[Entries from a dataset]

☆ ☆ ☆ ☆

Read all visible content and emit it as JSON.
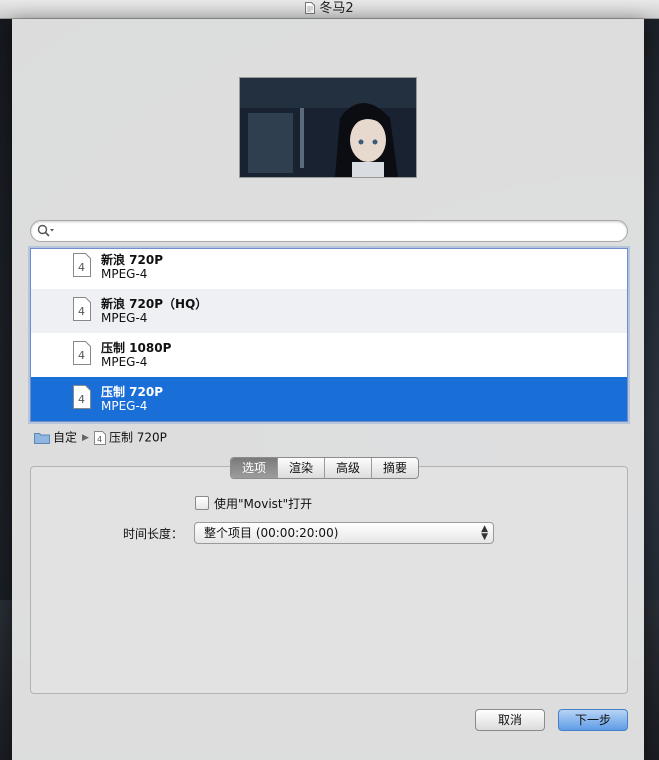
{
  "window": {
    "title": "冬马2"
  },
  "search": {
    "placeholder": ""
  },
  "presets": [
    {
      "name": "新浪 720P",
      "format": "MPEG-4",
      "icon": "mpeg4-file-icon"
    },
    {
      "name": "新浪 720P（HQ）",
      "format": "MPEG-4",
      "icon": "mpeg4-file-icon"
    },
    {
      "name": "压制 1080P",
      "format": "MPEG-4",
      "icon": "mpeg4-file-icon"
    },
    {
      "name": "压制 720P",
      "format": "MPEG-4",
      "icon": "mpeg4-file-icon",
      "selected": true
    }
  ],
  "breadcrumb": {
    "folder": "自定",
    "item": "压制 720P"
  },
  "tabs": [
    {
      "label": "选项",
      "active": true
    },
    {
      "label": "渲染"
    },
    {
      "label": "高级"
    },
    {
      "label": "摘要"
    }
  ],
  "options": {
    "open_with_label": "使用\"Movist\"打开",
    "open_with_checked": false,
    "duration_label": "时间长度：",
    "duration_value": "整个项目 (00:00:20:00)"
  },
  "buttons": {
    "cancel": "取消",
    "next": "下一步"
  },
  "colors": {
    "selection": "#1a6ed8",
    "default_button": "#5f9de6"
  }
}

☆ ☆ ☆ ☆

* [THE EXERCISE]
Would you mind returning each entry above word for word, skipping the images?

* [SOLUTION TO THIS TASK]
Read all visible content and emit it as JSON.
{
  "window": {
    "title": "冬马2"
  },
  "search": {
    "placeholder": ""
  },
  "presets": [
    {
      "name": "新浪 720P",
      "format": "MPEG-4",
      "icon": "mpeg4-file-icon"
    },
    {
      "name": "新浪 720P（HQ）",
      "format": "MPEG-4",
      "icon": "mpeg4-file-icon"
    },
    {
      "name": "压制 1080P",
      "format": "MPEG-4",
      "icon": "mpeg4-file-icon"
    },
    {
      "name": "压制 720P",
      "format": "MPEG-4",
      "icon": "mpeg4-file-icon",
      "selected": true
    }
  ],
  "breadcrumb": {
    "folder": "自定",
    "item": "压制 720P"
  },
  "tabs": [
    {
      "label": "选项",
      "active": true
    },
    {
      "label": "渲染"
    },
    {
      "label": "高级"
    },
    {
      "label": "摘要"
    }
  ],
  "options": {
    "open_with_label": "使用\"Movist\"打开",
    "open_with_checked": false,
    "duration_label": "时间长度：",
    "duration_value": "整个项目 (00:00:20:00)"
  },
  "buttons": {
    "cancel": "取消",
    "next": "下一步"
  },
  "colors": {
    "selection": "#1a6ed8",
    "default_button": "#5f9de6"
  }
}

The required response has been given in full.